Problem statement: Output each entry below as it stands, leaving out every picture.

Dataset extract:
——
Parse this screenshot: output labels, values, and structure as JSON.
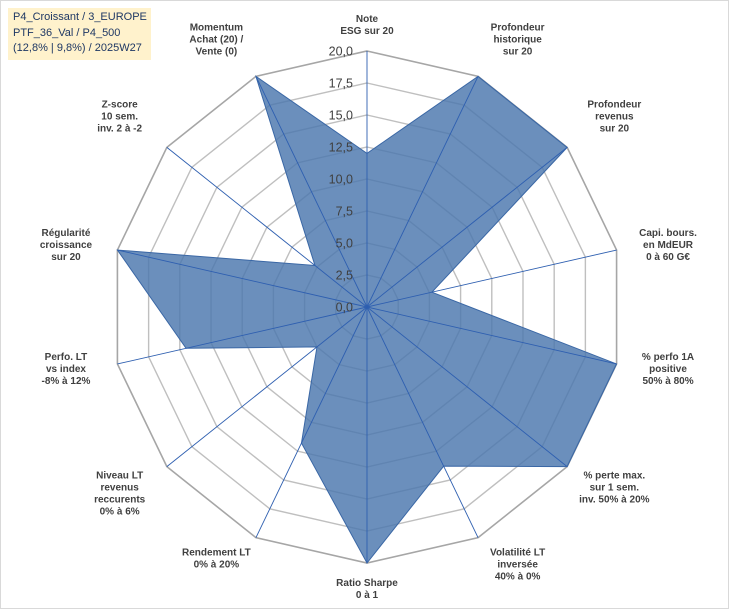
{
  "info_box": {
    "line1": "P4_Croissant / 3_EUROPE",
    "line2": "PTF_36_Val / P4_500",
    "line3": "(12,8% | 9,8%) / 2025W27"
  },
  "colors": {
    "fill": "#4a76ad",
    "stroke": "#3a67a5",
    "spoke": "#2e5fb0",
    "grid": "#bfbfbf",
    "outer_grid": "#a6a6a6",
    "info_bg": "#fff2cc"
  },
  "chart_data": {
    "type": "radar",
    "rmin": 0,
    "rmax": 20,
    "ticks": [
      "0,0",
      "2,5",
      "5,0",
      "7,5",
      "10,0",
      "12,5",
      "15,0",
      "17,5",
      "20,0"
    ],
    "tick_values": [
      0,
      2.5,
      5,
      7.5,
      10,
      12.5,
      15,
      17.5,
      20
    ],
    "grid": true,
    "categories": [
      {
        "label": [
          "Note",
          "ESG sur 20"
        ],
        "value": 12
      },
      {
        "label": [
          "Profondeur",
          "historique",
          "sur 20"
        ],
        "value": 20
      },
      {
        "label": [
          "Profondeur",
          "revenus",
          "sur 20"
        ],
        "value": 20
      },
      {
        "label": [
          "Capi. bours.",
          "en MdEUR",
          "0 à 60 G€"
        ],
        "value": 5.2
      },
      {
        "label": [
          "% perfo 1A",
          "positive",
          "50% à 80%"
        ],
        "value": 20
      },
      {
        "label": [
          "% perte max.",
          "sur 1 sem.",
          "inv. 50% à 20%"
        ],
        "value": 20
      },
      {
        "label": [
          "Volatilité LT",
          "inversée",
          "40% à 0%"
        ],
        "value": 13.8
      },
      {
        "label": [
          "Ratio Sharpe",
          "0 à 1"
        ],
        "value": 20
      },
      {
        "label": [
          "Rendement LT",
          "0% à 20%"
        ],
        "value": 11.8
      },
      {
        "label": [
          "Niveau LT",
          "revenus",
          "reccurents",
          "0% à 6%"
        ],
        "value": 5
      },
      {
        "label": [
          "Perfo. LT",
          "vs index",
          "-8% à 12%"
        ],
        "value": 14.5
      },
      {
        "label": [
          "Régularité",
          "croissance",
          "sur 20"
        ],
        "value": 20
      },
      {
        "label": [
          "Z-score",
          "10 sem.",
          "inv. 2 à -2"
        ],
        "value": 5.2
      },
      {
        "label": [
          "Momentum",
          "Achat (20) /",
          "Vente (0)"
        ],
        "value": 20
      }
    ]
  }
}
——
Complete output:
Parse this screenshot: output labels, values, and structure as JSON.
{
  "info_box": {
    "line1": "P4_Croissant / 3_EUROPE",
    "line2": "PTF_36_Val / P4_500",
    "line3": "(12,8% | 9,8%) / 2025W27"
  },
  "colors": {
    "fill": "#4a76ad",
    "stroke": "#3a67a5",
    "spoke": "#2e5fb0",
    "grid": "#bfbfbf",
    "outer_grid": "#a6a6a6",
    "info_bg": "#fff2cc"
  },
  "chart_data": {
    "type": "radar",
    "rmin": 0,
    "rmax": 20,
    "ticks": [
      "0,0",
      "2,5",
      "5,0",
      "7,5",
      "10,0",
      "12,5",
      "15,0",
      "17,5",
      "20,0"
    ],
    "tick_values": [
      0,
      2.5,
      5,
      7.5,
      10,
      12.5,
      15,
      17.5,
      20
    ],
    "grid": true,
    "categories": [
      {
        "label": [
          "Note",
          "ESG sur 20"
        ],
        "value": 12
      },
      {
        "label": [
          "Profondeur",
          "historique",
          "sur 20"
        ],
        "value": 20
      },
      {
        "label": [
          "Profondeur",
          "revenus",
          "sur 20"
        ],
        "value": 20
      },
      {
        "label": [
          "Capi. bours.",
          "en MdEUR",
          "0 à 60 G€"
        ],
        "value": 5.2
      },
      {
        "label": [
          "% perfo 1A",
          "positive",
          "50% à 80%"
        ],
        "value": 20
      },
      {
        "label": [
          "% perte max.",
          "sur 1 sem.",
          "inv. 50% à 20%"
        ],
        "value": 20
      },
      {
        "label": [
          "Volatilité LT",
          "inversée",
          "40% à 0%"
        ],
        "value": 13.8
      },
      {
        "label": [
          "Ratio Sharpe",
          "0 à 1"
        ],
        "value": 20
      },
      {
        "label": [
          "Rendement LT",
          "0% à 20%"
        ],
        "value": 11.8
      },
      {
        "label": [
          "Niveau LT",
          "revenus",
          "reccurents",
          "0% à 6%"
        ],
        "value": 5
      },
      {
        "label": [
          "Perfo. LT",
          "vs index",
          "-8% à 12%"
        ],
        "value": 14.5
      },
      {
        "label": [
          "Régularité",
          "croissance",
          "sur 20"
        ],
        "value": 20
      },
      {
        "label": [
          "Z-score",
          "10 sem.",
          "inv. 2 à -2"
        ],
        "value": 5.2
      },
      {
        "label": [
          "Momentum",
          "Achat (20) /",
          "Vente (0)"
        ],
        "value": 20
      }
    ]
  }
}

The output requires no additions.